• Request
Repeat every line below exactly as it reads.

================================

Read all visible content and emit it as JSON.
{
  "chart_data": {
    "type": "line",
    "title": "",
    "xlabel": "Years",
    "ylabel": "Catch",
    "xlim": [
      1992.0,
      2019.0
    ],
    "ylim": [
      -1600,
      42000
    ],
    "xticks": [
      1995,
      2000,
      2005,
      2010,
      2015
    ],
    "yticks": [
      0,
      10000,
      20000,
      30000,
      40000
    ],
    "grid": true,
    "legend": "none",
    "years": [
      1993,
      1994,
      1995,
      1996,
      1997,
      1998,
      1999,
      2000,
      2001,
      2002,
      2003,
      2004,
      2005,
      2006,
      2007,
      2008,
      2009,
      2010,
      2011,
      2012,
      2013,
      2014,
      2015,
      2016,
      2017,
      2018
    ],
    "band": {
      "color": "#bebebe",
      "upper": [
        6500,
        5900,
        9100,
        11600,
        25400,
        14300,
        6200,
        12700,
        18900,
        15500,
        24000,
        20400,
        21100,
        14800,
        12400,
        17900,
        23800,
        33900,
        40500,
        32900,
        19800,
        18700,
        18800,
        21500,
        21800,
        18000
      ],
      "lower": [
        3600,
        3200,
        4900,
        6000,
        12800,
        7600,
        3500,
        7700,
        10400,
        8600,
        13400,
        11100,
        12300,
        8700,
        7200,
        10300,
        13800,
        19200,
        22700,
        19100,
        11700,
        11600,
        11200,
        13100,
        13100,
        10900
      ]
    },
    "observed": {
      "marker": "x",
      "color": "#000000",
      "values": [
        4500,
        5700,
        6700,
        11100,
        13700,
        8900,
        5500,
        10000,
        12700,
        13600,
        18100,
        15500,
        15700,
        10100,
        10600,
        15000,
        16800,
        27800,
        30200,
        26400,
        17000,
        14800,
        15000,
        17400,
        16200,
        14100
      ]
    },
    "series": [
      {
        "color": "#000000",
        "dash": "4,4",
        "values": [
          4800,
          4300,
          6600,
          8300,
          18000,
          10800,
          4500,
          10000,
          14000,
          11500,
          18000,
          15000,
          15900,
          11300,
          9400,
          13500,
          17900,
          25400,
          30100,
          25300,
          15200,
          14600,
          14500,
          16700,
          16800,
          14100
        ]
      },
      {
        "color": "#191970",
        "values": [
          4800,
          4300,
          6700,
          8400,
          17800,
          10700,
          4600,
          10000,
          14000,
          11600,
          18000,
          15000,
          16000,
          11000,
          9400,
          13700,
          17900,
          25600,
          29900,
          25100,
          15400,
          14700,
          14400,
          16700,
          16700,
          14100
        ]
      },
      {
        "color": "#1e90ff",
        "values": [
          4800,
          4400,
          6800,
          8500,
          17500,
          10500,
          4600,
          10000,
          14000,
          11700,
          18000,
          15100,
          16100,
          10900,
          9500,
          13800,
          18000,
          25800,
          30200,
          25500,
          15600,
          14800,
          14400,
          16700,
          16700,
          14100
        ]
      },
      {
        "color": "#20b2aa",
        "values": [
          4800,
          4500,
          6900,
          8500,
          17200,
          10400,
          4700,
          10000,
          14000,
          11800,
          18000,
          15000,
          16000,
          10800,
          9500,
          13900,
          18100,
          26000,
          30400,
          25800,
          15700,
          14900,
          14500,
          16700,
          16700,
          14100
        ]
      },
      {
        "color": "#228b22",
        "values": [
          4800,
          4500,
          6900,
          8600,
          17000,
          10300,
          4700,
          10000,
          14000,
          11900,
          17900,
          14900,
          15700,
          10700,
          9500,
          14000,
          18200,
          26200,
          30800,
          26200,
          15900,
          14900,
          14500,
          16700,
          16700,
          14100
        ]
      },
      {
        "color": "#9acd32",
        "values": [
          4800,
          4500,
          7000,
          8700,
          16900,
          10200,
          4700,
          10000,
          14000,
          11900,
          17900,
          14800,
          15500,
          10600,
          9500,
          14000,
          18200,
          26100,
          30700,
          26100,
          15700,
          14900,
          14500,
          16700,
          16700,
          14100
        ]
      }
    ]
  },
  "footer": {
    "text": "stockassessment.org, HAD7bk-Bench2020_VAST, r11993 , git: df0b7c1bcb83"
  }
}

================================

• The solution
Read all visible content and emit it as JSON.
{
  "chart_data": {
    "type": "line",
    "title": "",
    "xlabel": "Years",
    "ylabel": "Catch",
    "xlim": [
      1992.0,
      2019.0
    ],
    "ylim": [
      -1600,
      42000
    ],
    "xticks": [
      1995,
      2000,
      2005,
      2010,
      2015
    ],
    "yticks": [
      0,
      10000,
      20000,
      30000,
      40000
    ],
    "grid": true,
    "legend": "none",
    "years": [
      1993,
      1994,
      1995,
      1996,
      1997,
      1998,
      1999,
      2000,
      2001,
      2002,
      2003,
      2004,
      2005,
      2006,
      2007,
      2008,
      2009,
      2010,
      2011,
      2012,
      2013,
      2014,
      2015,
      2016,
      2017,
      2018
    ],
    "band": {
      "color": "#bebebe",
      "upper": [
        6500,
        5900,
        9100,
        11600,
        25400,
        14300,
        6200,
        12700,
        18900,
        15500,
        24000,
        20400,
        21100,
        14800,
        12400,
        17900,
        23800,
        33900,
        40500,
        32900,
        19800,
        18700,
        18800,
        21500,
        21800,
        18000
      ],
      "lower": [
        3600,
        3200,
        4900,
        6000,
        12800,
        7600,
        3500,
        7700,
        10400,
        8600,
        13400,
        11100,
        12300,
        8700,
        7200,
        10300,
        13800,
        19200,
        22700,
        19100,
        11700,
        11600,
        11200,
        13100,
        13100,
        10900
      ]
    },
    "observed": {
      "marker": "x",
      "color": "#000000",
      "values": [
        4500,
        5700,
        6700,
        11100,
        13700,
        8900,
        5500,
        10000,
        12700,
        13600,
        18100,
        15500,
        15700,
        10100,
        10600,
        15000,
        16800,
        27800,
        30200,
        26400,
        17000,
        14800,
        15000,
        17400,
        16200,
        14100
      ]
    },
    "series": [
      {
        "color": "#000000",
        "dash": "4,4",
        "values": [
          4800,
          4300,
          6600,
          8300,
          18000,
          10800,
          4500,
          10000,
          14000,
          11500,
          18000,
          15000,
          15900,
          11300,
          9400,
          13500,
          17900,
          25400,
          30100,
          25300,
          15200,
          14600,
          14500,
          16700,
          16800,
          14100
        ]
      },
      {
        "color": "#191970",
        "values": [
          4800,
          4300,
          6700,
          8400,
          17800,
          10700,
          4600,
          10000,
          14000,
          11600,
          18000,
          15000,
          16000,
          11000,
          9400,
          13700,
          17900,
          25600,
          29900,
          25100,
          15400,
          14700,
          14400,
          16700,
          16700,
          14100
        ]
      },
      {
        "color": "#1e90ff",
        "values": [
          4800,
          4400,
          6800,
          8500,
          17500,
          10500,
          4600,
          10000,
          14000,
          11700,
          18000,
          15100,
          16100,
          10900,
          9500,
          13800,
          18000,
          25800,
          30200,
          25500,
          15600,
          14800,
          14400,
          16700,
          16700,
          14100
        ]
      },
      {
        "color": "#20b2aa",
        "values": [
          4800,
          4500,
          6900,
          8500,
          17200,
          10400,
          4700,
          10000,
          14000,
          11800,
          18000,
          15000,
          16000,
          10800,
          9500,
          13900,
          18100,
          26000,
          30400,
          25800,
          15700,
          14900,
          14500,
          16700,
          16700,
          14100
        ]
      },
      {
        "color": "#228b22",
        "values": [
          4800,
          4500,
          6900,
          8600,
          17000,
          10300,
          4700,
          10000,
          14000,
          11900,
          17900,
          14900,
          15700,
          10700,
          9500,
          14000,
          18200,
          26200,
          30800,
          26200,
          15900,
          14900,
          14500,
          16700,
          16700,
          14100
        ]
      },
      {
        "color": "#9acd32",
        "values": [
          4800,
          4500,
          7000,
          8700,
          16900,
          10200,
          4700,
          10000,
          14000,
          11900,
          17900,
          14800,
          15500,
          10600,
          9500,
          14000,
          18200,
          26100,
          30700,
          26100,
          15700,
          14900,
          14500,
          16700,
          16700,
          14100
        ]
      }
    ]
  },
  "footer": {
    "text": "stockassessment.org, HAD7bk-Bench2020_VAST, r11993 , git: df0b7c1bcb83"
  }
}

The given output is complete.